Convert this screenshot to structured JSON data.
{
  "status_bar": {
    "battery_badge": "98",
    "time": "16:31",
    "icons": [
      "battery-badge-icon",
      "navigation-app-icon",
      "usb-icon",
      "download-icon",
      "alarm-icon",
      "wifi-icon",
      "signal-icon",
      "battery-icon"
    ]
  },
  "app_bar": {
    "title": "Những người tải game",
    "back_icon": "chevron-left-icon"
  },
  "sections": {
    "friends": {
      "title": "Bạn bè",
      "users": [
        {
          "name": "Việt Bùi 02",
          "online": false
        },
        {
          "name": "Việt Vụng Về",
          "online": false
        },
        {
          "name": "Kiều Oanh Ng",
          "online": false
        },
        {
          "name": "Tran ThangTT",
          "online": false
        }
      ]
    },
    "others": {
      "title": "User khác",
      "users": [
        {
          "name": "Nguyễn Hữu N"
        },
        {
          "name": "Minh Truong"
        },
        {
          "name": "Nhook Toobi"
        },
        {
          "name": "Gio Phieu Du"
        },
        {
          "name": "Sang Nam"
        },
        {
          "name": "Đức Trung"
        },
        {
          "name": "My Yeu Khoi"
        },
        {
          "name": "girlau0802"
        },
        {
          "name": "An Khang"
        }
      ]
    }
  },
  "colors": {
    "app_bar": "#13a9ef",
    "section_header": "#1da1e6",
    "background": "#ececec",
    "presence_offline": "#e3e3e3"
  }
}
★ ★ ★ ★ ★ ★ ★
**Short problem**. Please repeat the listing above in full and exactly.

**The solution**.
Convert this screenshot to structured JSON data.
{
  "status_bar": {
    "battery_badge": "98",
    "time": "16:31",
    "icons": [
      "battery-badge-icon",
      "navigation-app-icon",
      "usb-icon",
      "download-icon",
      "alarm-icon",
      "wifi-icon",
      "signal-icon",
      "battery-icon"
    ]
  },
  "app_bar": {
    "title": "Những người tải game",
    "back_icon": "chevron-left-icon"
  },
  "sections": {
    "friends": {
      "title": "Bạn bè",
      "users": [
        {
          "name": "Việt Bùi 02",
          "online": false
        },
        {
          "name": "Việt Vụng Về",
          "online": false
        },
        {
          "name": "Kiều Oanh Ng",
          "online": false
        },
        {
          "name": "Tran ThangTT",
          "online": false
        }
      ]
    },
    "others": {
      "title": "User khác",
      "users": [
        {
          "name": "Nguyễn Hữu N"
        },
        {
          "name": "Minh Truong"
        },
        {
          "name": "Nhook Toobi"
        },
        {
          "name": "Gio Phieu Du"
        },
        {
          "name": "Sang Nam"
        },
        {
          "name": "Đức Trung"
        },
        {
          "name": "My Yeu Khoi"
        },
        {
          "name": "girlau0802"
        },
        {
          "name": "An Khang"
        }
      ]
    }
  },
  "colors": {
    "app_bar": "#13a9ef",
    "section_header": "#1da1e6",
    "background": "#ececec",
    "presence_offline": "#e3e3e3"
  }
}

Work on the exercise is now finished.